[Task]
Repeat all of the data precisely.

◆ ◆ ◆ ◆ ◆ ◆ ◆

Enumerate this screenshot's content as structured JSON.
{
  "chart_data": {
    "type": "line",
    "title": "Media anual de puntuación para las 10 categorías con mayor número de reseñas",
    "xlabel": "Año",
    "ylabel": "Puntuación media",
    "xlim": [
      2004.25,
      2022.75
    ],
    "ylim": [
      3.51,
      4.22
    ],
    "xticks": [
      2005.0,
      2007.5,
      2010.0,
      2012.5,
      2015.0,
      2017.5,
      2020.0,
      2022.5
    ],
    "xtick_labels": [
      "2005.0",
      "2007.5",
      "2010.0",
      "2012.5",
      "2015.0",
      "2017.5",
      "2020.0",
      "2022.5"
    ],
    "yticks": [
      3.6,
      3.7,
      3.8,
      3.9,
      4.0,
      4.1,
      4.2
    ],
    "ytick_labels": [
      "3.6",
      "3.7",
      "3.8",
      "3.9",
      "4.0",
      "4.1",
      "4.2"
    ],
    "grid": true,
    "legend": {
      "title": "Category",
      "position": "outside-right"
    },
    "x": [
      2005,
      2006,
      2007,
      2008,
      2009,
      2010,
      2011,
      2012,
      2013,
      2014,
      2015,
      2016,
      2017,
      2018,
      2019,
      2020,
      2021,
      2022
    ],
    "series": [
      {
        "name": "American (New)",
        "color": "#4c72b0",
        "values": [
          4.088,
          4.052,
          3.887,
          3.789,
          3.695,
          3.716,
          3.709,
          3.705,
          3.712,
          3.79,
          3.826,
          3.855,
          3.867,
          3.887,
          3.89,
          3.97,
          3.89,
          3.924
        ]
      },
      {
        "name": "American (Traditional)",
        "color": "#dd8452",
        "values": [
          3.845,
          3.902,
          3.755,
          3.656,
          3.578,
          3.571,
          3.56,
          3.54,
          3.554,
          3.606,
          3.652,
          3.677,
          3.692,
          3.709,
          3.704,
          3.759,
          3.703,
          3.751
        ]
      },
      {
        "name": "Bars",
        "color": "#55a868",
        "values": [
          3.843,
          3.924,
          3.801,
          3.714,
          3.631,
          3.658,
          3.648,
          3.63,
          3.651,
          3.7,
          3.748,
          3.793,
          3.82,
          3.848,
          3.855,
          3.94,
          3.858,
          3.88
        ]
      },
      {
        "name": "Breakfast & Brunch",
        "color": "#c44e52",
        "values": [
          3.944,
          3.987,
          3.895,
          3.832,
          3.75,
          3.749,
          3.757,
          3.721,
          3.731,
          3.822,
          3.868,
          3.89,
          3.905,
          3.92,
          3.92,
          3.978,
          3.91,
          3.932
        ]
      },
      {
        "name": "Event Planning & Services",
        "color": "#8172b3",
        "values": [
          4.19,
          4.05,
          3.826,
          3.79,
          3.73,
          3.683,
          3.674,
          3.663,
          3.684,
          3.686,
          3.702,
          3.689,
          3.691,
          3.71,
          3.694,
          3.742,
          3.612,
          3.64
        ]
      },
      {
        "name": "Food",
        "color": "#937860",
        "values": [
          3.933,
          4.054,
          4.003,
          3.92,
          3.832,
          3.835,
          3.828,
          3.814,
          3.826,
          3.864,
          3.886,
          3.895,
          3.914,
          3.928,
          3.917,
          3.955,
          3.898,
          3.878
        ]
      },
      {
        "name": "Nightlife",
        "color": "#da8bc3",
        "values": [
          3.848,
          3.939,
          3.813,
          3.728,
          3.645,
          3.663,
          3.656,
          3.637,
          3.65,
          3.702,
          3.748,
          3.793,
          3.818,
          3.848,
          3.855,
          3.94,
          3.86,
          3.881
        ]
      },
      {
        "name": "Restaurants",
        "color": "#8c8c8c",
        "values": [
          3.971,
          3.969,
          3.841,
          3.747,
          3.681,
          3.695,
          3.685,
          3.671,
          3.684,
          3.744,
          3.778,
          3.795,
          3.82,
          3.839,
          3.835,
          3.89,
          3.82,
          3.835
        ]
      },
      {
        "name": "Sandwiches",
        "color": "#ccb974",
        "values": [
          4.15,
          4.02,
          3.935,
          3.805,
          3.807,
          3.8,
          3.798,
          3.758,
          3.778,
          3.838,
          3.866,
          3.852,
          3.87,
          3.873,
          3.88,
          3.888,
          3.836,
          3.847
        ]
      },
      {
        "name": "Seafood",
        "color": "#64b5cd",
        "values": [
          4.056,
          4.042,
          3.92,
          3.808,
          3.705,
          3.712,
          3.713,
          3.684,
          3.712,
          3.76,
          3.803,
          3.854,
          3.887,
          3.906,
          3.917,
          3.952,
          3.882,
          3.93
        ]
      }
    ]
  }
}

◆ ◆ ◆ ◆ ◆ ◆ ◆

[Worked answer]
Enumerate this screenshot's content as structured JSON.
{
  "chart_data": {
    "type": "line",
    "title": "Media anual de puntuación para las 10 categorías con mayor número de reseñas",
    "xlabel": "Año",
    "ylabel": "Puntuación media",
    "xlim": [
      2004.25,
      2022.75
    ],
    "ylim": [
      3.51,
      4.22
    ],
    "xticks": [
      2005.0,
      2007.5,
      2010.0,
      2012.5,
      2015.0,
      2017.5,
      2020.0,
      2022.5
    ],
    "xtick_labels": [
      "2005.0",
      "2007.5",
      "2010.0",
      "2012.5",
      "2015.0",
      "2017.5",
      "2020.0",
      "2022.5"
    ],
    "yticks": [
      3.6,
      3.7,
      3.8,
      3.9,
      4.0,
      4.1,
      4.2
    ],
    "ytick_labels": [
      "3.6",
      "3.7",
      "3.8",
      "3.9",
      "4.0",
      "4.1",
      "4.2"
    ],
    "grid": true,
    "legend": {
      "title": "Category",
      "position": "outside-right"
    },
    "x": [
      2005,
      2006,
      2007,
      2008,
      2009,
      2010,
      2011,
      2012,
      2013,
      2014,
      2015,
      2016,
      2017,
      2018,
      2019,
      2020,
      2021,
      2022
    ],
    "series": [
      {
        "name": "American (New)",
        "color": "#4c72b0",
        "values": [
          4.088,
          4.052,
          3.887,
          3.789,
          3.695,
          3.716,
          3.709,
          3.705,
          3.712,
          3.79,
          3.826,
          3.855,
          3.867,
          3.887,
          3.89,
          3.97,
          3.89,
          3.924
        ]
      },
      {
        "name": "American (Traditional)",
        "color": "#dd8452",
        "values": [
          3.845,
          3.902,
          3.755,
          3.656,
          3.578,
          3.571,
          3.56,
          3.54,
          3.554,
          3.606,
          3.652,
          3.677,
          3.692,
          3.709,
          3.704,
          3.759,
          3.703,
          3.751
        ]
      },
      {
        "name": "Bars",
        "color": "#55a868",
        "values": [
          3.843,
          3.924,
          3.801,
          3.714,
          3.631,
          3.658,
          3.648,
          3.63,
          3.651,
          3.7,
          3.748,
          3.793,
          3.82,
          3.848,
          3.855,
          3.94,
          3.858,
          3.88
        ]
      },
      {
        "name": "Breakfast & Brunch",
        "color": "#c44e52",
        "values": [
          3.944,
          3.987,
          3.895,
          3.832,
          3.75,
          3.749,
          3.757,
          3.721,
          3.731,
          3.822,
          3.868,
          3.89,
          3.905,
          3.92,
          3.92,
          3.978,
          3.91,
          3.932
        ]
      },
      {
        "name": "Event Planning & Services",
        "color": "#8172b3",
        "values": [
          4.19,
          4.05,
          3.826,
          3.79,
          3.73,
          3.683,
          3.674,
          3.663,
          3.684,
          3.686,
          3.702,
          3.689,
          3.691,
          3.71,
          3.694,
          3.742,
          3.612,
          3.64
        ]
      },
      {
        "name": "Food",
        "color": "#937860",
        "values": [
          3.933,
          4.054,
          4.003,
          3.92,
          3.832,
          3.835,
          3.828,
          3.814,
          3.826,
          3.864,
          3.886,
          3.895,
          3.914,
          3.928,
          3.917,
          3.955,
          3.898,
          3.878
        ]
      },
      {
        "name": "Nightlife",
        "color": "#da8bc3",
        "values": [
          3.848,
          3.939,
          3.813,
          3.728,
          3.645,
          3.663,
          3.656,
          3.637,
          3.65,
          3.702,
          3.748,
          3.793,
          3.818,
          3.848,
          3.855,
          3.94,
          3.86,
          3.881
        ]
      },
      {
        "name": "Restaurants",
        "color": "#8c8c8c",
        "values": [
          3.971,
          3.969,
          3.841,
          3.747,
          3.681,
          3.695,
          3.685,
          3.671,
          3.684,
          3.744,
          3.778,
          3.795,
          3.82,
          3.839,
          3.835,
          3.89,
          3.82,
          3.835
        ]
      },
      {
        "name": "Sandwiches",
        "color": "#ccb974",
        "values": [
          4.15,
          4.02,
          3.935,
          3.805,
          3.807,
          3.8,
          3.798,
          3.758,
          3.778,
          3.838,
          3.866,
          3.852,
          3.87,
          3.873,
          3.88,
          3.888,
          3.836,
          3.847
        ]
      },
      {
        "name": "Seafood",
        "color": "#64b5cd",
        "values": [
          4.056,
          4.042,
          3.92,
          3.808,
          3.705,
          3.712,
          3.713,
          3.684,
          3.712,
          3.76,
          3.803,
          3.854,
          3.887,
          3.906,
          3.917,
          3.952,
          3.882,
          3.93
        ]
      }
    ]
  }
}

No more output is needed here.